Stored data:
%%
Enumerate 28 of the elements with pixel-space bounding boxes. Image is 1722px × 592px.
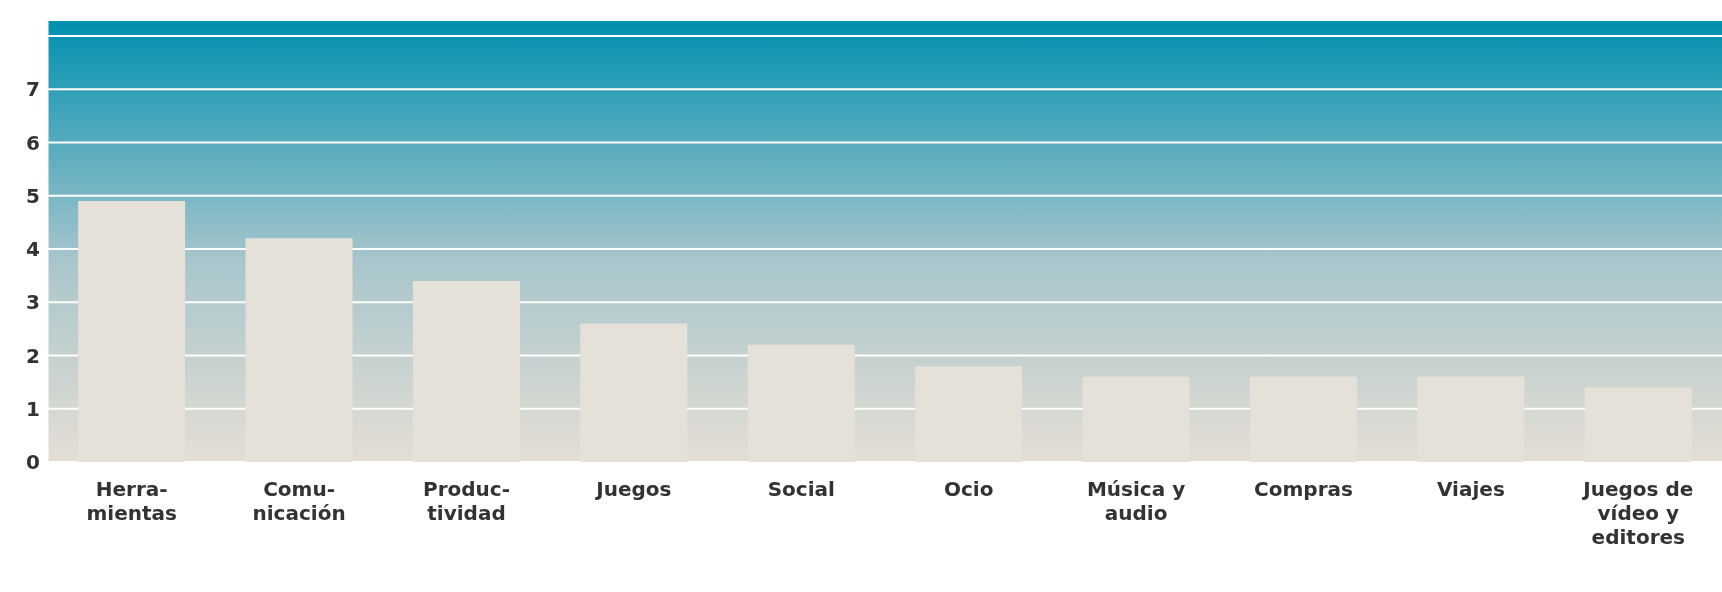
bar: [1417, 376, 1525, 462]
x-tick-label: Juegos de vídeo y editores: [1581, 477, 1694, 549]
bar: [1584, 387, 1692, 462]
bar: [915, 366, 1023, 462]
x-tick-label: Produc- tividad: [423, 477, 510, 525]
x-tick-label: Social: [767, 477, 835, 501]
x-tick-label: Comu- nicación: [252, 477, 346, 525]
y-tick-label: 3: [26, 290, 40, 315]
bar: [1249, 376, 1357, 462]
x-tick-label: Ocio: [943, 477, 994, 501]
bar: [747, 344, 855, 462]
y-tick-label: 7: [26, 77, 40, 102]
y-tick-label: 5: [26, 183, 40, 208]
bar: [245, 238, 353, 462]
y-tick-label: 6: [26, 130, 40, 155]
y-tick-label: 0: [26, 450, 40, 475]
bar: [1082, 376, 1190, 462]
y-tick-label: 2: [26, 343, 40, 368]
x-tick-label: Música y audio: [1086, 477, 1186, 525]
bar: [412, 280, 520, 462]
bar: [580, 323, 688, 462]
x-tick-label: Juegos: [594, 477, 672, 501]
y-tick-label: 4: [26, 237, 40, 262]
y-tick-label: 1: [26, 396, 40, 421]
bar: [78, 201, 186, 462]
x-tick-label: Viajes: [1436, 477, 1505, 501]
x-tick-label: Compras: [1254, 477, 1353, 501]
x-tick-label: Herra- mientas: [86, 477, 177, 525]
%%
To do →
Can you duplicate every line of the records above word for word, leaving out the pictures?

In response →
Enumerate 28 of the elements with pixel-space bounding boxes. Image is 1722px × 592px.
bar: [1417, 376, 1525, 462]
x-tick-label: Juegos de vídeo y editores: [1581, 477, 1694, 549]
bar: [1584, 387, 1692, 462]
bar: [915, 366, 1023, 462]
x-tick-label: Produc- tividad: [423, 477, 510, 525]
x-tick-label: Social: [767, 477, 835, 501]
x-tick-label: Comu- nicación: [252, 477, 346, 525]
y-tick-label: 3: [26, 290, 40, 315]
bar: [1249, 376, 1357, 462]
x-tick-label: Ocio: [943, 477, 994, 501]
bar: [747, 344, 855, 462]
y-tick-label: 7: [26, 77, 40, 102]
y-tick-label: 5: [26, 183, 40, 208]
bar: [245, 238, 353, 462]
y-tick-label: 6: [26, 130, 40, 155]
y-tick-label: 0: [26, 450, 40, 475]
bar: [1082, 376, 1190, 462]
y-tick-label: 2: [26, 343, 40, 368]
x-tick-label: Música y audio: [1086, 477, 1186, 525]
bar: [412, 280, 520, 462]
bar: [580, 323, 688, 462]
x-tick-label: Juegos: [594, 477, 672, 501]
y-tick-label: 4: [26, 237, 40, 262]
y-tick-label: 1: [26, 396, 40, 421]
bar: [78, 201, 186, 462]
x-tick-label: Viajes: [1436, 477, 1505, 501]
x-tick-label: Compras: [1254, 477, 1353, 501]
x-tick-label: Herra- mientas: [86, 477, 177, 525]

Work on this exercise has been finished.